SHORT TASK
Reproduce every entry below precisely. Pictures are excluded from the copy.

---*---

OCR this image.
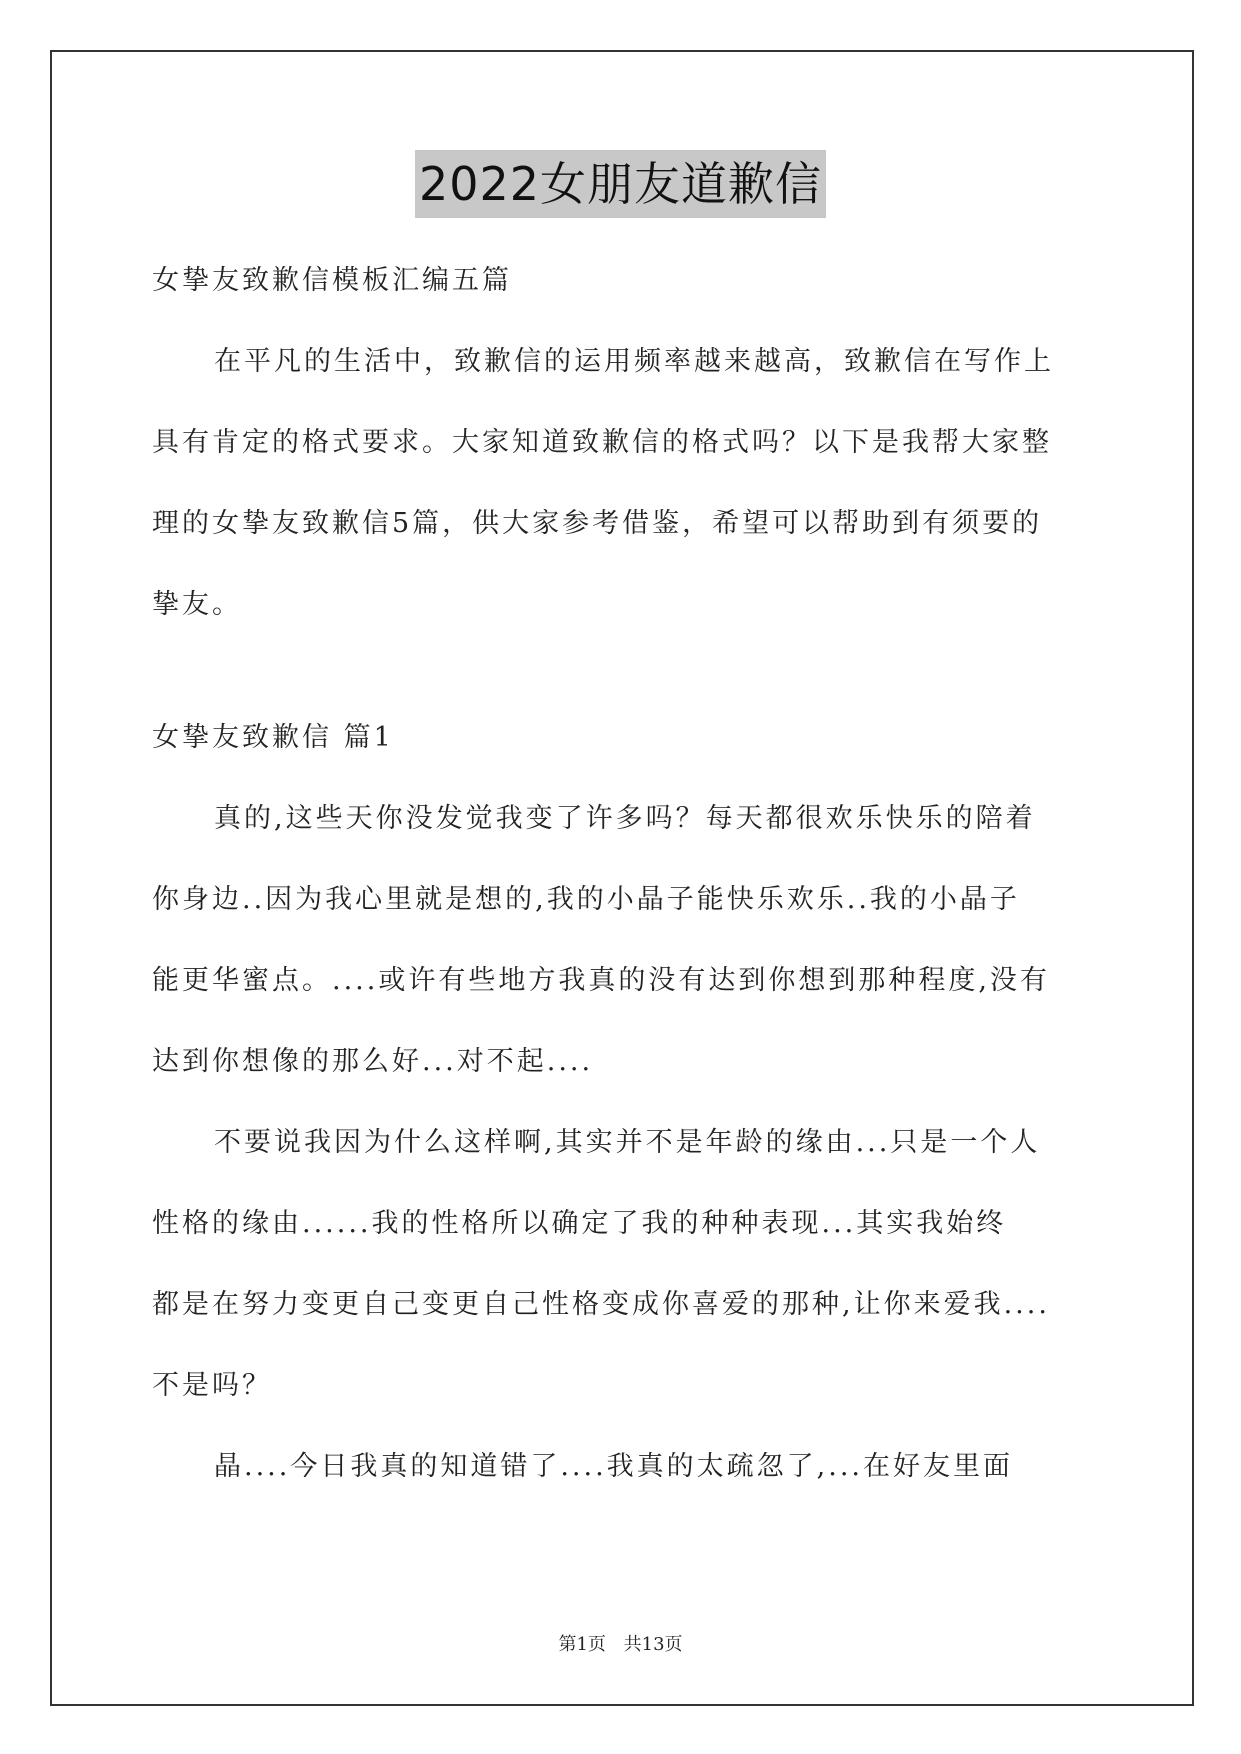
2022女朋友道歉信
女挚友致歉信模板汇编五篇
在平凡的生活中，致歉信的运用频率越来越高，致歉信在写作上
具有肯定的格式要求。大家知道致歉信的格式吗？以下是我帮大家整
理的女挚友致歉信5篇，供大家参考借鉴，希望可以帮助到有须要的
挚友。
女挚友致歉信 篇1
真的,这些天你没发觉我变了许多吗？每天都很欢乐快乐的陪着
你身边..因为我心里就是想的,我的小晶子能快乐欢乐..我的小晶子
能更华蜜点。....或许有些地方我真的没有达到你想到那种程度,没有
达到你想像的那么好...对不起....
不要说我因为什么这样啊,其实并不是年龄的缘由...只是一个人
性格的缘由......我的性格所以确定了我的种种表现...其实我始终
都是在努力变更自己变更自己性格变成你喜爱的那种,让你来爱我....
不是吗？
晶....今日我真的知道错了....我真的太疏忽了,...在好友里面
第1页 共13页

---*---

REPLY
OCR this image.
2022女朋友道歉信
女挚友致歉信模板汇编五篇
在平凡的生活中，致歉信的运用频率越来越高，致歉信在写作上
具有肯定的格式要求。大家知道致歉信的格式吗？以下是我帮大家整
理的女挚友致歉信5篇，供大家参考借鉴，希望可以帮助到有须要的
挚友。
女挚友致歉信 篇1
真的,这些天你没发觉我变了许多吗？每天都很欢乐快乐的陪着
你身边..因为我心里就是想的,我的小晶子能快乐欢乐..我的小晶子
能更华蜜点。....或许有些地方我真的没有达到你想到那种程度,没有
达到你想像的那么好...对不起....
不要说我因为什么这样啊,其实并不是年龄的缘由...只是一个人
性格的缘由......我的性格所以确定了我的种种表现...其实我始终
都是在努力变更自己变更自己性格变成你喜爱的那种,让你来爱我....
不是吗？
晶....今日我真的知道错了....我真的太疏忽了,...在好友里面
第1页 共13页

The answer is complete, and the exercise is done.